-------- DATA SHOWN

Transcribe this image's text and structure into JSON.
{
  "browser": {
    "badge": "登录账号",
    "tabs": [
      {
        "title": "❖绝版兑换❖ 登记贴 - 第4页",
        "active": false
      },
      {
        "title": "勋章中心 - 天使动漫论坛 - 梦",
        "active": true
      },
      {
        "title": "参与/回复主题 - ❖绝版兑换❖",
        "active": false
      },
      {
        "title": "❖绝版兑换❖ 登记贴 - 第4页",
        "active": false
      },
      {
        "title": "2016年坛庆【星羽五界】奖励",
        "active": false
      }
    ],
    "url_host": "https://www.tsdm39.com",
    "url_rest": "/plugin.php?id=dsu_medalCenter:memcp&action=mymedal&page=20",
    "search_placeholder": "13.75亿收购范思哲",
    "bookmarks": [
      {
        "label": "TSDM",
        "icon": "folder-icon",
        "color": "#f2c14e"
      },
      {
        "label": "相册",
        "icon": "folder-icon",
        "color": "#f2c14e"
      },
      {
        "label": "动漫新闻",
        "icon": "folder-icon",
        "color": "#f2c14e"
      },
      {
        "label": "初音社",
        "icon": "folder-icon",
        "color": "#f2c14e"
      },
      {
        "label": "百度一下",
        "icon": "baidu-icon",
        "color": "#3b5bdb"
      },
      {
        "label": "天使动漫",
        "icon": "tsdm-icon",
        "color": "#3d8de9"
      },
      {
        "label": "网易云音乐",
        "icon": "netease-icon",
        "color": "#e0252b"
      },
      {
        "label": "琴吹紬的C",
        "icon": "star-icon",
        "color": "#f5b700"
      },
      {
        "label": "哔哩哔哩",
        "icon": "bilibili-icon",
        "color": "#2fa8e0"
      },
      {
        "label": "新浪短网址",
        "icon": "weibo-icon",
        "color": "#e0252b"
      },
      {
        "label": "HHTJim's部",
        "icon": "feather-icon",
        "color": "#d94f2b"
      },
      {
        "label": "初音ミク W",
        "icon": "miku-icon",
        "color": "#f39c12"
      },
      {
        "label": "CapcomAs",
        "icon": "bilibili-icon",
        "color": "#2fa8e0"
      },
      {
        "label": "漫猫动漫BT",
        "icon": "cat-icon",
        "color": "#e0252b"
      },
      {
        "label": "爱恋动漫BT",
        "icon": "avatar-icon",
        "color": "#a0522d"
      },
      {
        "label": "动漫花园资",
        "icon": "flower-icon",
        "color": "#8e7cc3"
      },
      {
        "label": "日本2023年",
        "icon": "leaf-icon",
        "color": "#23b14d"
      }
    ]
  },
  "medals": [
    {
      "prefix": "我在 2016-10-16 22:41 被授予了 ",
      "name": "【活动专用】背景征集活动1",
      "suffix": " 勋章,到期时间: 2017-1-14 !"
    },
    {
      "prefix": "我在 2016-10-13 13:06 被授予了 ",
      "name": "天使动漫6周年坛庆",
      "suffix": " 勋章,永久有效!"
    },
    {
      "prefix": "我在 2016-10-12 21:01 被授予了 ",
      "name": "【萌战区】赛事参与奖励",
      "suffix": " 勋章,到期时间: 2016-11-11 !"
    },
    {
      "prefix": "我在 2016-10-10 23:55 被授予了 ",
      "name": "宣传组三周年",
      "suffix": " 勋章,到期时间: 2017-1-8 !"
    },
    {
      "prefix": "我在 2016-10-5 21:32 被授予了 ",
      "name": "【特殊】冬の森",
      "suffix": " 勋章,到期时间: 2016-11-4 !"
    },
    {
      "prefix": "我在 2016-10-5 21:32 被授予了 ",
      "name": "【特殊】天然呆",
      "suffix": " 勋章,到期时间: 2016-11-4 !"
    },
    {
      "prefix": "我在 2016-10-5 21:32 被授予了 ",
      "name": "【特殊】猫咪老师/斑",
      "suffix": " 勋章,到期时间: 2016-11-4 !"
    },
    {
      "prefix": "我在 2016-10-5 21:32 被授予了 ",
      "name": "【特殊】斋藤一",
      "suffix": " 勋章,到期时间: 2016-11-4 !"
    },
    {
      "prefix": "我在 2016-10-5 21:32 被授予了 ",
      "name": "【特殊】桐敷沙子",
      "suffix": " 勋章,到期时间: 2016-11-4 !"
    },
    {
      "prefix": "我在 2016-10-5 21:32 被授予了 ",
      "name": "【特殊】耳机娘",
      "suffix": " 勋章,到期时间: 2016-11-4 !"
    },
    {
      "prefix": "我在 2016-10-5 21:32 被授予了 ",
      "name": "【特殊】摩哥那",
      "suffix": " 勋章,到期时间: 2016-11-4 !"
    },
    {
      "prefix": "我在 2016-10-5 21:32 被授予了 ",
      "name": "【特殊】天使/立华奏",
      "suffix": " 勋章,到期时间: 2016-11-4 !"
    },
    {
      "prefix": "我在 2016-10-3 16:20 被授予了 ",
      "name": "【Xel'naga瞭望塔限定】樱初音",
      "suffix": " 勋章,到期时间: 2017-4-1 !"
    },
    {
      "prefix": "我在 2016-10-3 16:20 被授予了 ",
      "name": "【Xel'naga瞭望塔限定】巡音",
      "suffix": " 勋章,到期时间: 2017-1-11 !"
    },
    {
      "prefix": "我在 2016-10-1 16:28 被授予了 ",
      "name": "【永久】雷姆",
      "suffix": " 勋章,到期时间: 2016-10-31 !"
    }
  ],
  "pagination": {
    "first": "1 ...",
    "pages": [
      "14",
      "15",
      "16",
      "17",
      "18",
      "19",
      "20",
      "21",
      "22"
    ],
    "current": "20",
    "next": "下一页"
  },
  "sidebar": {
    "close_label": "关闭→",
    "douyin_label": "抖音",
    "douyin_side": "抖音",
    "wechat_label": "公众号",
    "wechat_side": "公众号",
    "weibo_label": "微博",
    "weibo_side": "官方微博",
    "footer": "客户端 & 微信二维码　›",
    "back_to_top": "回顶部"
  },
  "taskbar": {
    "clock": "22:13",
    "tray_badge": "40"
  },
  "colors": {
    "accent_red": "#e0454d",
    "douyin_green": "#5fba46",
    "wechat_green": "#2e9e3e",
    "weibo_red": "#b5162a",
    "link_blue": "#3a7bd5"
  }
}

----------------

- **WHAT IS REQUIRED**
Working from the material above, retype it in its entirety without change.

- **WRITTEN REPLY**
Transcribe this image's text and structure into JSON.
{
  "browser": {
    "badge": "登录账号",
    "tabs": [
      {
        "title": "❖绝版兑换❖ 登记贴 - 第4页",
        "active": false
      },
      {
        "title": "勋章中心 - 天使动漫论坛 - 梦",
        "active": true
      },
      {
        "title": "参与/回复主题 - ❖绝版兑换❖",
        "active": false
      },
      {
        "title": "❖绝版兑换❖ 登记贴 - 第4页",
        "active": false
      },
      {
        "title": "2016年坛庆【星羽五界】奖励",
        "active": false
      }
    ],
    "url_host": "https://www.tsdm39.com",
    "url_rest": "/plugin.php?id=dsu_medalCenter:memcp&action=mymedal&page=20",
    "search_placeholder": "13.75亿收购范思哲",
    "bookmarks": [
      {
        "label": "TSDM",
        "icon": "folder-icon",
        "color": "#f2c14e"
      },
      {
        "label": "相册",
        "icon": "folder-icon",
        "color": "#f2c14e"
      },
      {
        "label": "动漫新闻",
        "icon": "folder-icon",
        "color": "#f2c14e"
      },
      {
        "label": "初音社",
        "icon": "folder-icon",
        "color": "#f2c14e"
      },
      {
        "label": "百度一下",
        "icon": "baidu-icon",
        "color": "#3b5bdb"
      },
      {
        "label": "天使动漫",
        "icon": "tsdm-icon",
        "color": "#3d8de9"
      },
      {
        "label": "网易云音乐",
        "icon": "netease-icon",
        "color": "#e0252b"
      },
      {
        "label": "琴吹紬的C",
        "icon": "star-icon",
        "color": "#f5b700"
      },
      {
        "label": "哔哩哔哩",
        "icon": "bilibili-icon",
        "color": "#2fa8e0"
      },
      {
        "label": "新浪短网址",
        "icon": "weibo-icon",
        "color": "#e0252b"
      },
      {
        "label": "HHTJim's部",
        "icon": "feather-icon",
        "color": "#d94f2b"
      },
      {
        "label": "初音ミク W",
        "icon": "miku-icon",
        "color": "#f39c12"
      },
      {
        "label": "CapcomAs",
        "icon": "bilibili-icon",
        "color": "#2fa8e0"
      },
      {
        "label": "漫猫动漫BT",
        "icon": "cat-icon",
        "color": "#e0252b"
      },
      {
        "label": "爱恋动漫BT",
        "icon": "avatar-icon",
        "color": "#a0522d"
      },
      {
        "label": "动漫花园资",
        "icon": "flower-icon",
        "color": "#8e7cc3"
      },
      {
        "label": "日本2023年",
        "icon": "leaf-icon",
        "color": "#23b14d"
      }
    ]
  },
  "medals": [
    {
      "prefix": "我在 2016-10-16 22:41 被授予了 ",
      "name": "【活动专用】背景征集活动1",
      "suffix": " 勋章,到期时间: 2017-1-14 !"
    },
    {
      "prefix": "我在 2016-10-13 13:06 被授予了 ",
      "name": "天使动漫6周年坛庆",
      "suffix": " 勋章,永久有效!"
    },
    {
      "prefix": "我在 2016-10-12 21:01 被授予了 ",
      "name": "【萌战区】赛事参与奖励",
      "suffix": " 勋章,到期时间: 2016-11-11 !"
    },
    {
      "prefix": "我在 2016-10-10 23:55 被授予了 ",
      "name": "宣传组三周年",
      "suffix": " 勋章,到期时间: 2017-1-8 !"
    },
    {
      "prefix": "我在 2016-10-5 21:32 被授予了 ",
      "name": "【特殊】冬の森",
      "suffix": " 勋章,到期时间: 2016-11-4 !"
    },
    {
      "prefix": "我在 2016-10-5 21:32 被授予了 ",
      "name": "【特殊】天然呆",
      "suffix": " 勋章,到期时间: 2016-11-4 !"
    },
    {
      "prefix": "我在 2016-10-5 21:32 被授予了 ",
      "name": "【特殊】猫咪老师/斑",
      "suffix": " 勋章,到期时间: 2016-11-4 !"
    },
    {
      "prefix": "我在 2016-10-5 21:32 被授予了 ",
      "name": "【特殊】斋藤一",
      "suffix": " 勋章,到期时间: 2016-11-4 !"
    },
    {
      "prefix": "我在 2016-10-5 21:32 被授予了 ",
      "name": "【特殊】桐敷沙子",
      "suffix": " 勋章,到期时间: 2016-11-4 !"
    },
    {
      "prefix": "我在 2016-10-5 21:32 被授予了 ",
      "name": "【特殊】耳机娘",
      "suffix": " 勋章,到期时间: 2016-11-4 !"
    },
    {
      "prefix": "我在 2016-10-5 21:32 被授予了 ",
      "name": "【特殊】摩哥那",
      "suffix": " 勋章,到期时间: 2016-11-4 !"
    },
    {
      "prefix": "我在 2016-10-5 21:32 被授予了 ",
      "name": "【特殊】天使/立华奏",
      "suffix": " 勋章,到期时间: 2016-11-4 !"
    },
    {
      "prefix": "我在 2016-10-3 16:20 被授予了 ",
      "name": "【Xel'naga瞭望塔限定】樱初音",
      "suffix": " 勋章,到期时间: 2017-4-1 !"
    },
    {
      "prefix": "我在 2016-10-3 16:20 被授予了 ",
      "name": "【Xel'naga瞭望塔限定】巡音",
      "suffix": " 勋章,到期时间: 2017-1-11 !"
    },
    {
      "prefix": "我在 2016-10-1 16:28 被授予了 ",
      "name": "【永久】雷姆",
      "suffix": " 勋章,到期时间: 2016-10-31 !"
    }
  ],
  "pagination": {
    "first": "1 ...",
    "pages": [
      "14",
      "15",
      "16",
      "17",
      "18",
      "19",
      "20",
      "21",
      "22"
    ],
    "current": "20",
    "next": "下一页"
  },
  "sidebar": {
    "close_label": "关闭→",
    "douyin_label": "抖音",
    "douyin_side": "抖音",
    "wechat_label": "公众号",
    "wechat_side": "公众号",
    "weibo_label": "微博",
    "weibo_side": "官方微博",
    "footer": "客户端 & 微信二维码　›",
    "back_to_top": "回顶部"
  },
  "taskbar": {
    "clock": "22:13",
    "tray_badge": "40"
  },
  "colors": {
    "accent_red": "#e0454d",
    "douyin_green": "#5fba46",
    "wechat_green": "#2e9e3e",
    "weibo_red": "#b5162a",
    "link_blue": "#3a7bd5"
  }
}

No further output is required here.